→ **Source document**:
- - -

After San Zeno’s, we decided to head in the direction of Juliet’s House. Because Shakespeare set Romeo and Juliet in Verona, it has become sort of notorious for that reason, and although Juliet is NOT A REAL PERSON… yeah… they have this house where supposedly the Cappelato family lived which is supposedly the family that Shakespeare based the Capulet’s on… it was all sort of strange. Anyway, we had a little trouble finding it and we waited quite a while for a bus that only ended up taking us a few blocks, but finally we arrived at the Casa di Giulieta. It was packed with tourists in the walkway, which leads into a little courtyard where there is a statue of Juliet. I guess it is customary to write your name and the name of your love on the wall of the walkway, or on a piece of paper to tape to the wall, or on a piece of gum (ew) and there was a wall covered with all of this stuff. The courtyard was packed full, but to get into the house you have to pay 5 Euro (Unless you have the Verona Card!) so the actual museum in the house was not that crowded. It was pretty lame though, because again, Juliet is not a real person. Basically the house was full of memorabilia about the play, and there was a room with the actual bed and actual costumes from the 1968 movie version of Romeo and Juliet, but for the most part, it was sort of silly. We were able to go out on the “balcony” where “Juliet” might have been if she were real, but it was all sort of a joke thing. I definitely would not have paid 5 Euro to see this stuff, but since it was free it was fun to enjoy. There was a silly machine where you could send a free email with your picture and a picture of Verona, so we all did that in the lobby, and then the piece de resistance. In the courtyard, the statue of Juliet is much like the statue of Saint Peter in Venice. You’re supposed to rub Saint Peter’s foot for good luck and you are supposed to rub Juliet’s boob for good luck (yeah, ridiculous I know). So we took a few pictures of that and then we were off to the center of town again.

- - -

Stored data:
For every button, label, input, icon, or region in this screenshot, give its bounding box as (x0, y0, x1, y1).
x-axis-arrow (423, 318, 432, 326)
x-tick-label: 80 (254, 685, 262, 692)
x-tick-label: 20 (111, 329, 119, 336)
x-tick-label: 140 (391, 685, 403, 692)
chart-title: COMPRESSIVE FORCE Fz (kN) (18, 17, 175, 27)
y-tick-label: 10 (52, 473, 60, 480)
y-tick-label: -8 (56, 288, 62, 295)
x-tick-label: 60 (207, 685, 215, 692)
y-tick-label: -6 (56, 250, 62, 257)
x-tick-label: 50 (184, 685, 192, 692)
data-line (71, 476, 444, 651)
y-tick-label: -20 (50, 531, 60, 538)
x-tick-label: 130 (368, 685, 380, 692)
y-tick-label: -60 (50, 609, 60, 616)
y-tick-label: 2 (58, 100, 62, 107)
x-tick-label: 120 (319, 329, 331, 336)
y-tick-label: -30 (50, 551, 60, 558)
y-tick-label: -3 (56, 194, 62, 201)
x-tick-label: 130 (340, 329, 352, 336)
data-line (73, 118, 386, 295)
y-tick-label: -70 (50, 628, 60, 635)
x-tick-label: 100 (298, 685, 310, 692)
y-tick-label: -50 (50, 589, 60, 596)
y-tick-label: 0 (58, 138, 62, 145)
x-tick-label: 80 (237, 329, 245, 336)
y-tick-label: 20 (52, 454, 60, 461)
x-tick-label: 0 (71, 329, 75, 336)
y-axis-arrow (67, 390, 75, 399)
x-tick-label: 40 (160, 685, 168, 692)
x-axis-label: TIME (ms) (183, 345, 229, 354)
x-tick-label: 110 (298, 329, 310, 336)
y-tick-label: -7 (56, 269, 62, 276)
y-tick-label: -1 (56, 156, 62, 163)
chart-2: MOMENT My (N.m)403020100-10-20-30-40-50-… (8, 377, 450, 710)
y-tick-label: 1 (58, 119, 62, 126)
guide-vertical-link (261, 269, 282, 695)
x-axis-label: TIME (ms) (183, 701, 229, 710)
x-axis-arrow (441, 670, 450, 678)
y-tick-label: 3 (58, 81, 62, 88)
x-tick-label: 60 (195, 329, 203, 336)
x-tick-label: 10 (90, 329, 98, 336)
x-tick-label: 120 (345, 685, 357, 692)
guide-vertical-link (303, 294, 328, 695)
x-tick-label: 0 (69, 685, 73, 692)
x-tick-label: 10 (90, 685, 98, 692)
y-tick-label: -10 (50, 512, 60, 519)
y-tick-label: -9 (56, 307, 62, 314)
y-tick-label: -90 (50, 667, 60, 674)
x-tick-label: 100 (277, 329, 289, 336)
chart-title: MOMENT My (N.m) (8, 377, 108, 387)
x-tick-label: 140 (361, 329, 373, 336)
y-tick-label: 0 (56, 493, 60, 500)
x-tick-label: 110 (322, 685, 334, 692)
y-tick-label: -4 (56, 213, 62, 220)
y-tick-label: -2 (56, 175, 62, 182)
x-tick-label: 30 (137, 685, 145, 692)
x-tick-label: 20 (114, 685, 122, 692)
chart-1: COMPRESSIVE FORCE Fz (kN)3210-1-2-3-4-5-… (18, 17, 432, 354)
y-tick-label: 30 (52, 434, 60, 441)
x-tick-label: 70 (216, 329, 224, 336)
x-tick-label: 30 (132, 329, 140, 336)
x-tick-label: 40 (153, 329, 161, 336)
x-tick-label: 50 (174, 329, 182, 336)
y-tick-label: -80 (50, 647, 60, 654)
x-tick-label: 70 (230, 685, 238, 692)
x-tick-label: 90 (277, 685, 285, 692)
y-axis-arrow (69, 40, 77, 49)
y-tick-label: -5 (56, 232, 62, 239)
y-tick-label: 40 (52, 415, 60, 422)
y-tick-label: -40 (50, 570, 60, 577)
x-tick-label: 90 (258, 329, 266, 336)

- - -

→ **Tasks**:
A: According to the Verona travel account, in what different ways is it customary to write your name and the name of your love at Juliet's House? List them all.
B: Does the Verona travel account support each statement below? Answer yes or no, and quote the deciding words from the account.
(i) Getting into the house costs 5 Euro unless you have the Verona Card.
(ii) The museum inside the house was very crowded.
(iii) The bus they waited for carried them many blocks toward Juliet's House.
C: Extend the Verona travel account, picking up after its last sentence.
The material has no connection to the Verona travel account.

→ **Answers provided**:
A:
- On the wall of the walkway
- On a piece of paper taped to the wall
- On a piece of gum

B:
(i) Yes: "to get into the house you have to pay 5 Euro (Unless you have the Verona Card!)"
(ii) No: "the actual museum in the house was not that crowded"
(iii) No: "a bus that only ended up taking us a few blocks"

C:
We were planning to eat at a restaurant which we had heard was good, but when we got there we found out it didn’t open until 7, and we didn’t want to wait that long, so we thought we’d see if we could get inside the Arena. Unfortunately, the Arena was closed for the day because they were doing a live outdoor opera of the Hunchback of Notre Dame (HOW COOL!!!). I was sad that we couldn’t see inside and even sadder that the Opera didn’t start until 9:30, otherwise I totally would have wanted to stay and see it, but it was still cool to see the outside of the Arena. After that we decided to have a gelato and head back to the train station to go home.


Our train left a little late, but we got back in one piece and decided to find a place to eat in Padova. We ended up at this place called Fly, an American Bar (whatever that means) and we stopped there for some grub. It was very delicious, I had a pizza with prosciutto crudo right on top, and one of the other girls Katelyn had a fabulous looking calzone. Plus, there were lots of cute guys watching soccer there, so that was fun too. I was really cold so I ordered some hot chocolate, but it turns out that hot chocolate in Italy actually means heated up chocolate pudding that you eat with a spoon (who knew?). So that was a new and interesting experience. And that was my day in Verona

Wednesday, September 17, 2008

Trip to Venice! (Pictures Added)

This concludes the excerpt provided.